**Dataset entries:**
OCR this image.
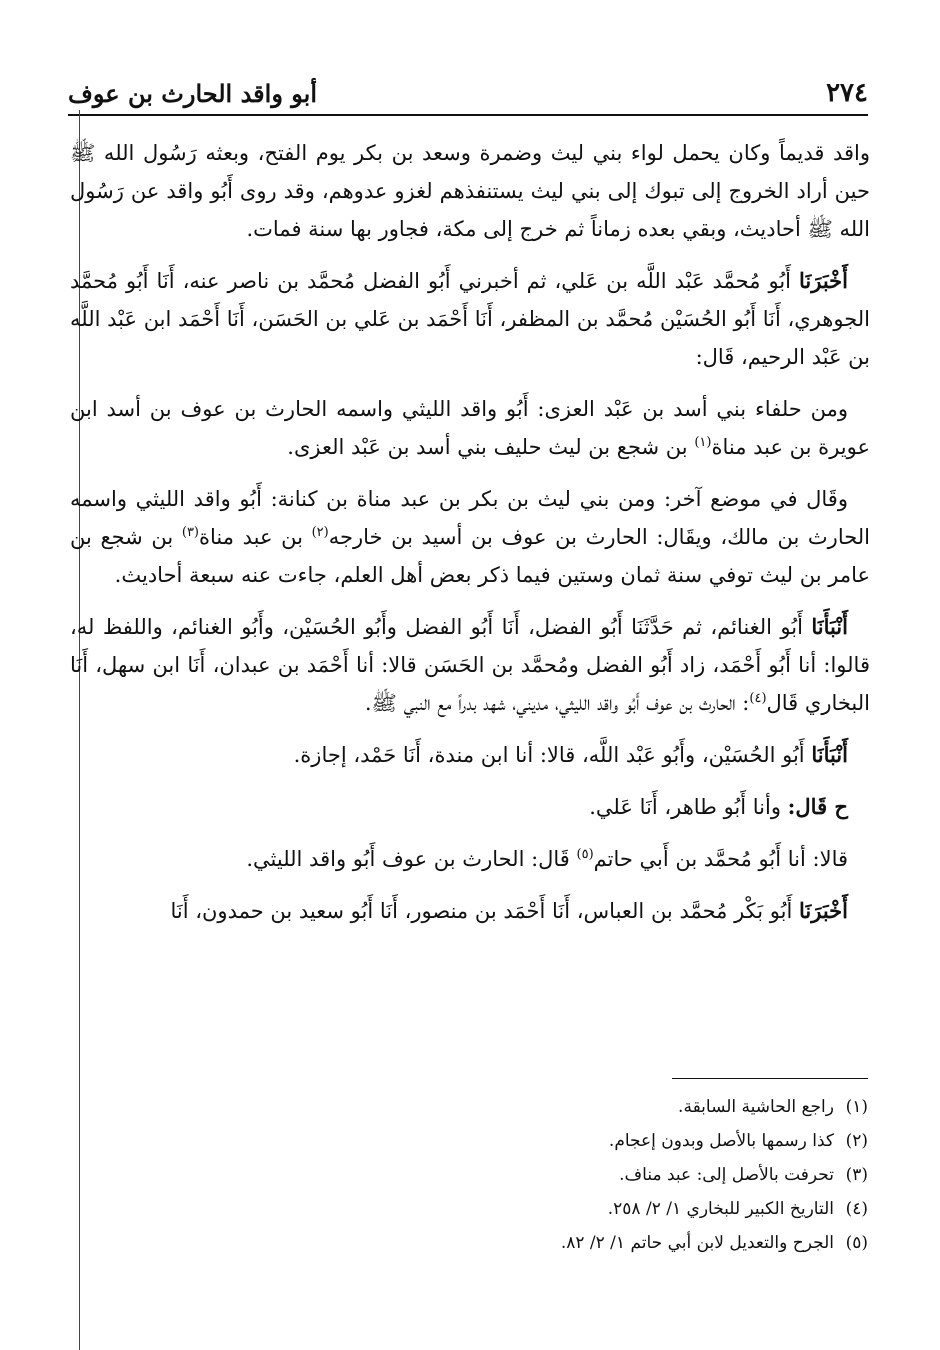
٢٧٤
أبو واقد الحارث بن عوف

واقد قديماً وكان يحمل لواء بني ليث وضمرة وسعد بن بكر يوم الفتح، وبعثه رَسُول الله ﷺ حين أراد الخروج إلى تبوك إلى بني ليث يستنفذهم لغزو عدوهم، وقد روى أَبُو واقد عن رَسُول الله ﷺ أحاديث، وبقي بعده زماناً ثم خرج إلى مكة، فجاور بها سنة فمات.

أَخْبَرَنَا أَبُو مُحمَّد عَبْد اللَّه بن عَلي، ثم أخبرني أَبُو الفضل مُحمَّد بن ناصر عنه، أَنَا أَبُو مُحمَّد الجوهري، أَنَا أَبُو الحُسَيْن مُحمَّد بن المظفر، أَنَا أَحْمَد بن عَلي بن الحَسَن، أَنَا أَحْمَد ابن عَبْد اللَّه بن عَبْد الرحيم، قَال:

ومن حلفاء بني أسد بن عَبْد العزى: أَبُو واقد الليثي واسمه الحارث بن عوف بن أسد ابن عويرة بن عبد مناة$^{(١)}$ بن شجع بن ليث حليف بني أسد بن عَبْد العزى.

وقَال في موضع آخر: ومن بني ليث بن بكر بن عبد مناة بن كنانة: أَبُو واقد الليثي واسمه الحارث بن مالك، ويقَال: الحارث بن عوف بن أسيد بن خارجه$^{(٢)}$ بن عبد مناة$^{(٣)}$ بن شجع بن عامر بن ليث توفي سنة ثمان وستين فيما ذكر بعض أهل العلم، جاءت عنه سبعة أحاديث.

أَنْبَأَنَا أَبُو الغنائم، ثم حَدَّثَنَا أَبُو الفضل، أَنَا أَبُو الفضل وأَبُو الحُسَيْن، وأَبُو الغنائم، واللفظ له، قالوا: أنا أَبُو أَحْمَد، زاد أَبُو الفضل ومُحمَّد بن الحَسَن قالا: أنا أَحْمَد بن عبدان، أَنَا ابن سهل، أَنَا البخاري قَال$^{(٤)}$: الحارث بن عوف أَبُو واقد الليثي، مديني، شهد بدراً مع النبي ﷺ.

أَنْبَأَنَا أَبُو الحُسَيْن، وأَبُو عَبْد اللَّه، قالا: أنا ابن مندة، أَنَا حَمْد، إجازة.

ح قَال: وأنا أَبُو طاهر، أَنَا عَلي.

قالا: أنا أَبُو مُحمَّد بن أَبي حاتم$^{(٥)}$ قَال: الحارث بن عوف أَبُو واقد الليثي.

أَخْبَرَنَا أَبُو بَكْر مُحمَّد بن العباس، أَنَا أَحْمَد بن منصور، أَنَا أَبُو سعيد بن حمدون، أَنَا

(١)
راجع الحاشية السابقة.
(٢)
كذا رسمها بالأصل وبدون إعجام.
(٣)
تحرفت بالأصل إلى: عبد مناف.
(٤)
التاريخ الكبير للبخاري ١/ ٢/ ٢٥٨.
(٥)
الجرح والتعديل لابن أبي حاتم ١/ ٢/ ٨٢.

**Challenge:** Search the listing for the word "الحارث". Copy every line in which it occurs.

**Task answer:**
أبو واقد الحارث بن عوف
ومن حلفاء بني أسد بن عَبْد العزى: أَبُو واقد الليثي واسمه الحارث بن عوف بن أسد ابن عويرة بن عبد مناة$^{(١)}$ بن شجع بن ليث حليف بني أسد بن عَبْد العزى.
وقَال في موضع آخر: ومن بني ليث بن بكر بن عبد مناة بن كنانة: أَبُو واقد الليثي واسمه الحارث بن مالك، ويقَال: الحارث بن عوف بن أسيد بن خارجه$^{(٢)}$ بن عبد مناة$^{(٣)}$ بن شجع بن عامر بن ليث توفي سنة ثمان وستين فيما ذكر بعض أهل العلم، جاءت عنه سبعة أحاديث.
أَنْبَأَنَا أَبُو الغنائم، ثم حَدَّثَنَا أَبُو الفضل، أَنَا أَبُو الفضل وأَبُو الحُسَيْن، وأَبُو الغنائم، واللفظ له، قالوا: أنا أَبُو أَحْمَد، زاد أَبُو الفضل ومُحمَّد بن الحَسَن قالا: أنا أَحْمَد بن عبدان، أَنَا ابن سهل، أَنَا البخاري قَال$^{(٤)}$: الحارث بن عوف أَبُو واقد الليثي، مديني، شهد بدراً مع النبي ﷺ.
قالا: أنا أَبُو مُحمَّد بن أَبي حاتم$^{(٥)}$ قَال: الحارث بن عوف أَبُو واقد الليثي.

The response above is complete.